GIVEN PASSAGE:
____________________

There was a lull for about fifteen years or so in which nothing was done toward completing the building. Toward the end of that fifteen-year period (which was sometime around 520 BC to 518 BC) Haggai came on the scene and successful efforts were made to complete the rebuilding.

Haggai 2:3-4 Who is left among you that saw this house in her first glory? And how do you see it now? Is it not in your eyes in comparison of it as nothing? Yet now be strong, O Zerubbabel, says the LORD; and be strong, O Joshua, son of Josedech, the high priest; and be strong all you people of the land, says the LORD, and work: for I am with you, says the LORD of hosts.

Zechariah 4:8-10 Moreover the word of the LORD came unto me, saying, The hands of Zerubbabel have laid the foundation of this house: his hands shall also finish it: and you shall know that the LORD of hosts has sent me unto you. For who has despised the day of small things? For they shall rejoice, and shall see the plummet in the hand of Zerubbabel with those seven: they are the eyes of the LORD, which run to and fro through the whole earth.

____________________

DATA EXTRACT:
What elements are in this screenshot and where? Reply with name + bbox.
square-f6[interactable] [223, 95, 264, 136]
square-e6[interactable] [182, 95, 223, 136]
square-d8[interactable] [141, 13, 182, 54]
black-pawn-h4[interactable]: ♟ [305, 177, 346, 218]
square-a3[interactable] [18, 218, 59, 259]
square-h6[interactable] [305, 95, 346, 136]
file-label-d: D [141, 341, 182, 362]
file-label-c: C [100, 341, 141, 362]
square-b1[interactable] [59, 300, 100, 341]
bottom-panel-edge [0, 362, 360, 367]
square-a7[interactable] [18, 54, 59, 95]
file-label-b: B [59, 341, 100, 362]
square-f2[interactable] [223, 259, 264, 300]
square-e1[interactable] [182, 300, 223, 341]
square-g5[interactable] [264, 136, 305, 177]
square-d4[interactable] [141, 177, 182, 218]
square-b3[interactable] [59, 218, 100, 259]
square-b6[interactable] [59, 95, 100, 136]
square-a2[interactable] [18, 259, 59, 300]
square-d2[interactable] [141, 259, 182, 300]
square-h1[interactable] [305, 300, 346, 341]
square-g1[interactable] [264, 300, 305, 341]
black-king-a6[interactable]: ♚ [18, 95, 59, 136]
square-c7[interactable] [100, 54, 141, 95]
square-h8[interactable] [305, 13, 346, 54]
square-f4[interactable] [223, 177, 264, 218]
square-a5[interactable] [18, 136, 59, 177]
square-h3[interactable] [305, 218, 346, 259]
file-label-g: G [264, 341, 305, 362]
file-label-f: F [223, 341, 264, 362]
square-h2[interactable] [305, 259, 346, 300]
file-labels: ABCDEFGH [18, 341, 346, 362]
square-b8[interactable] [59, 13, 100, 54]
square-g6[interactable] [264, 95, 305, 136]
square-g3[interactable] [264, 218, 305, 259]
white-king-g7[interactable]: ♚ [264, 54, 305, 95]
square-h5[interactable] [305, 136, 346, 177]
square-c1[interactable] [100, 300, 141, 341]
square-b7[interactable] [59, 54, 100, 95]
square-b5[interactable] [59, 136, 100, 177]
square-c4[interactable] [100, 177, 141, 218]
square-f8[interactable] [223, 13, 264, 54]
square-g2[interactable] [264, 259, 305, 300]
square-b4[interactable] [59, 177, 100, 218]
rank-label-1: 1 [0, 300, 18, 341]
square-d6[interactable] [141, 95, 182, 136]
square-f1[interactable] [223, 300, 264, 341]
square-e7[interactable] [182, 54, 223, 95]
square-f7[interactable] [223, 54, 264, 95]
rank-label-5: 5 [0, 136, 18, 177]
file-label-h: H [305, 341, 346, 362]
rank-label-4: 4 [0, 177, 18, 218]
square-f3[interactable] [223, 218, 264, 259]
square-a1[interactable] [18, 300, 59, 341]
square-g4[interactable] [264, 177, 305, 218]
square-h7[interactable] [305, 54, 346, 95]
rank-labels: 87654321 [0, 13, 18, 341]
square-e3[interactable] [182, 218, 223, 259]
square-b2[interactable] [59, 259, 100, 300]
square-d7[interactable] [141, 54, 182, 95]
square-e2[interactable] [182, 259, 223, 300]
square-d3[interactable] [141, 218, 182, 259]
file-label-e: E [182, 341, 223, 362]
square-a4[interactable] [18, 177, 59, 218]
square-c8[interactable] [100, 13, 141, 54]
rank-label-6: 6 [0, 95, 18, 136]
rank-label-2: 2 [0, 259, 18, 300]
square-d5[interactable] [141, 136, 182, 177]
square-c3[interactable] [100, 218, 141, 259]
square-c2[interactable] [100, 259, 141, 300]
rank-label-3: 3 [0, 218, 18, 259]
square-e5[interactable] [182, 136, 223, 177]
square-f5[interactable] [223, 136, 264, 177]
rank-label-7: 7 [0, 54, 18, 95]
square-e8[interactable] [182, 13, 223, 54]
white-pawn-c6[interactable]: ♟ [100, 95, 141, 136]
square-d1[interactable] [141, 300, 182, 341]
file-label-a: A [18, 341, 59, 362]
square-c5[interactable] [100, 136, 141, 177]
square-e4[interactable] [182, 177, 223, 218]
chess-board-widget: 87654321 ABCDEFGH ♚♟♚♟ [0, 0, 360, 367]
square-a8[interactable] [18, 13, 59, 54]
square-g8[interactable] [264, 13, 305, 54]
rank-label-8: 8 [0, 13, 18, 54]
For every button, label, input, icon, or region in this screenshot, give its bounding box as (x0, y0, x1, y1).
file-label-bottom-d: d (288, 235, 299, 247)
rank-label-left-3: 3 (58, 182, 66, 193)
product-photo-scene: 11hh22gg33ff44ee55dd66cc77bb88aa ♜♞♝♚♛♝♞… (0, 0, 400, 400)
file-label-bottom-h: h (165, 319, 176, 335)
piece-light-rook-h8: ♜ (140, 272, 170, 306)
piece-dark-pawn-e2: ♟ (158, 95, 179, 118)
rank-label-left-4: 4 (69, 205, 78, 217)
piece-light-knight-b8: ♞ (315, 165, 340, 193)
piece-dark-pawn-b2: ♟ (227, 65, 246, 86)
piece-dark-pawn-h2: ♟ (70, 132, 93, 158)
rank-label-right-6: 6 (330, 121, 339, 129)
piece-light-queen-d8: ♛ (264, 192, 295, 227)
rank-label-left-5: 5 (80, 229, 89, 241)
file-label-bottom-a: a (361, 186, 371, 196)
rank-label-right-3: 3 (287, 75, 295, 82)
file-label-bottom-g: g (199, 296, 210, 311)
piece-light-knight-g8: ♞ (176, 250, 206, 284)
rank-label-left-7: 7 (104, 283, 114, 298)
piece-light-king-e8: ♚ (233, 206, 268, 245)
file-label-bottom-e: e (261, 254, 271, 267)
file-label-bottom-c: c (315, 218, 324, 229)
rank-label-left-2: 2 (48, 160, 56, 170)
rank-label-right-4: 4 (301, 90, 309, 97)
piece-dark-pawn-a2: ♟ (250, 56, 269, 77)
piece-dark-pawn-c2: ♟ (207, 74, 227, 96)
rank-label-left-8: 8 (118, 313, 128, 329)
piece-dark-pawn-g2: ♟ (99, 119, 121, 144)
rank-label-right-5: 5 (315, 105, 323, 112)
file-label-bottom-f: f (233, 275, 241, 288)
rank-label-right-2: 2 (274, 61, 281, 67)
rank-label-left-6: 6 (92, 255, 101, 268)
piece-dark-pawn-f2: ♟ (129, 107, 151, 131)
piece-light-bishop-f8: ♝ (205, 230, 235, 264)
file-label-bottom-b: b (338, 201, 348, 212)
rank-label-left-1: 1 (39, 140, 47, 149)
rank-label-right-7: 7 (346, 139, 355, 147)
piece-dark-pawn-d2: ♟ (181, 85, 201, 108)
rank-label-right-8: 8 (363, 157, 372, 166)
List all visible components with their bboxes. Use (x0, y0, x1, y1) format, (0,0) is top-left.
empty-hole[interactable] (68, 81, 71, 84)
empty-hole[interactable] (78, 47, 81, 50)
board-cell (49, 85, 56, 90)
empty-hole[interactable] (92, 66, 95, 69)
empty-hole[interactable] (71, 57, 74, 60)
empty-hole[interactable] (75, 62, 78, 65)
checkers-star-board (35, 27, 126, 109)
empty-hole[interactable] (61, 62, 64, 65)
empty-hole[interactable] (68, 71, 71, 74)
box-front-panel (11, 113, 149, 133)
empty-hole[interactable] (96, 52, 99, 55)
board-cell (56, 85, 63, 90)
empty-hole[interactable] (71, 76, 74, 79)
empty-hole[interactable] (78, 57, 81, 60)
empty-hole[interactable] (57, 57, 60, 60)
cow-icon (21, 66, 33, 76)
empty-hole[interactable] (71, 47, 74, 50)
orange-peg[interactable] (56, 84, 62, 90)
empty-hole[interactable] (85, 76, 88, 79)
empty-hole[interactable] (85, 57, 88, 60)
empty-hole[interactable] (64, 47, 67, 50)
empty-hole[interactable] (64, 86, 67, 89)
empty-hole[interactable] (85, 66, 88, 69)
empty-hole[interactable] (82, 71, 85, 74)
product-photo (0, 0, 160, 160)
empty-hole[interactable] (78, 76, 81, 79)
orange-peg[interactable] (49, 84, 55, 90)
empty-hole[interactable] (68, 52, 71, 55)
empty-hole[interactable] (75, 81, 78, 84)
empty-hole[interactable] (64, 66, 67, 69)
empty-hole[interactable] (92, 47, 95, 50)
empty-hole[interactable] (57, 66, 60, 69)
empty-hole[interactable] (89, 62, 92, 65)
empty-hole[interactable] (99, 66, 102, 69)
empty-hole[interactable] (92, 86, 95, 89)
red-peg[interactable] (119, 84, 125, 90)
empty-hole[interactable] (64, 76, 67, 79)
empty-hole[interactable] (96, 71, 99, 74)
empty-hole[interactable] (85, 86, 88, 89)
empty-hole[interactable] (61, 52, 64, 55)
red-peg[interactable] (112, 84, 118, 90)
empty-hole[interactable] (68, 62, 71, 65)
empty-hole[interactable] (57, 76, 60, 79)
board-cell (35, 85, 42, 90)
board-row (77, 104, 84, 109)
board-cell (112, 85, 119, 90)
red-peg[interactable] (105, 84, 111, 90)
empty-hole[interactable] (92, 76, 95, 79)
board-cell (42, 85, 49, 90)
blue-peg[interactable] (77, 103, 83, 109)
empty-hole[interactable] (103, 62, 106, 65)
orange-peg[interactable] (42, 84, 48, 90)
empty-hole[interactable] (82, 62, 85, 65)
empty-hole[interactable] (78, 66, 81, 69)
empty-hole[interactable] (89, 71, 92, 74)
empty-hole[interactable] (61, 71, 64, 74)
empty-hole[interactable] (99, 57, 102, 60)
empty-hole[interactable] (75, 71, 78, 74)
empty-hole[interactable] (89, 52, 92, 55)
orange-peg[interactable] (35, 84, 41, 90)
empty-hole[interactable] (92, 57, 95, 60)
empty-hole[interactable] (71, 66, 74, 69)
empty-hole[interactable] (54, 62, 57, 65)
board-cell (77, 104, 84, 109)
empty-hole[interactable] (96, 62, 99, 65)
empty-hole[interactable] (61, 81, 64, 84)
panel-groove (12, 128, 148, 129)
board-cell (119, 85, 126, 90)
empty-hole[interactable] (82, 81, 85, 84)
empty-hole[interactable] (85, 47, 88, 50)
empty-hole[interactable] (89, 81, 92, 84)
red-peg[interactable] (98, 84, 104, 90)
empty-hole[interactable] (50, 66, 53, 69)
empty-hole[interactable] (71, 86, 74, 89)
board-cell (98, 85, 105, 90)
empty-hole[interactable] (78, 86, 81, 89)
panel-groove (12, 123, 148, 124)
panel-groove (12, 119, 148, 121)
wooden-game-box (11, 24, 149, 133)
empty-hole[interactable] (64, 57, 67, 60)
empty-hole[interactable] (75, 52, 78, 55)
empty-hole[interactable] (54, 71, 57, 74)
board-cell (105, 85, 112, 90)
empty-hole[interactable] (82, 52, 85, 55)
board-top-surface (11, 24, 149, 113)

____________________

THINGS TO DO:
1: Count the lines in the records that contain the string "pawn", and reply with the number alone.
2: Write what comes next in the passage on the rebuilding under Haggai and Zerubbabel, picking up right after its final sentence.

ANSWERS TO EACH TASK:
1: 10

2:
They put the Temple together, but it was dingy by comparison to the magnificence of Solomon's, and many of the people despaired, because it in no way reflected the power and the glory of the first Temple. Even though the Temple was, in a fashion, up and in operation, the Jewish community drifted again for a period of another sixty years.

I want you to just think about the Church of God as you and I know it, and I think you would have to say that the church today is dingy by comparison to the glory that we had under the Worldwide Church of God—I mean at least by outward appearance. I'm not saying that the Worldwide Church of God was perfect, righteously, spiritually, and everything at all, but just by comparison let's say even to the measure of the work that was being done during those periods of time. We leave an awful lot to be desired.

In the days of Zerubbabel, and Joshua, and Haggai, they got things up and running. Things were working, but they went through a long period after that before anything else began to get accomplished once again. Turn now to Ezra 7:1, because now the next prime mover is ready to come on the stage here.

Ezra 7:1 Now after these things, in the reign of Artaxerxes king of Persia, Ezra the son of Seraiah, the son of Azariah, the son of Hilkiah, . . .

Ezra 7:6 This Ezra went up from Babylon, and he was a ready scribe in the law of Moses, which the LORD God of Israel had given: and the king granted him all his request, according to the hand of the LORD his God upon him.

Ezra 7:10 For Ezra had prepared his heart to seek the law of the LORD, and to do it, and to teach in Israel statutes and judgments.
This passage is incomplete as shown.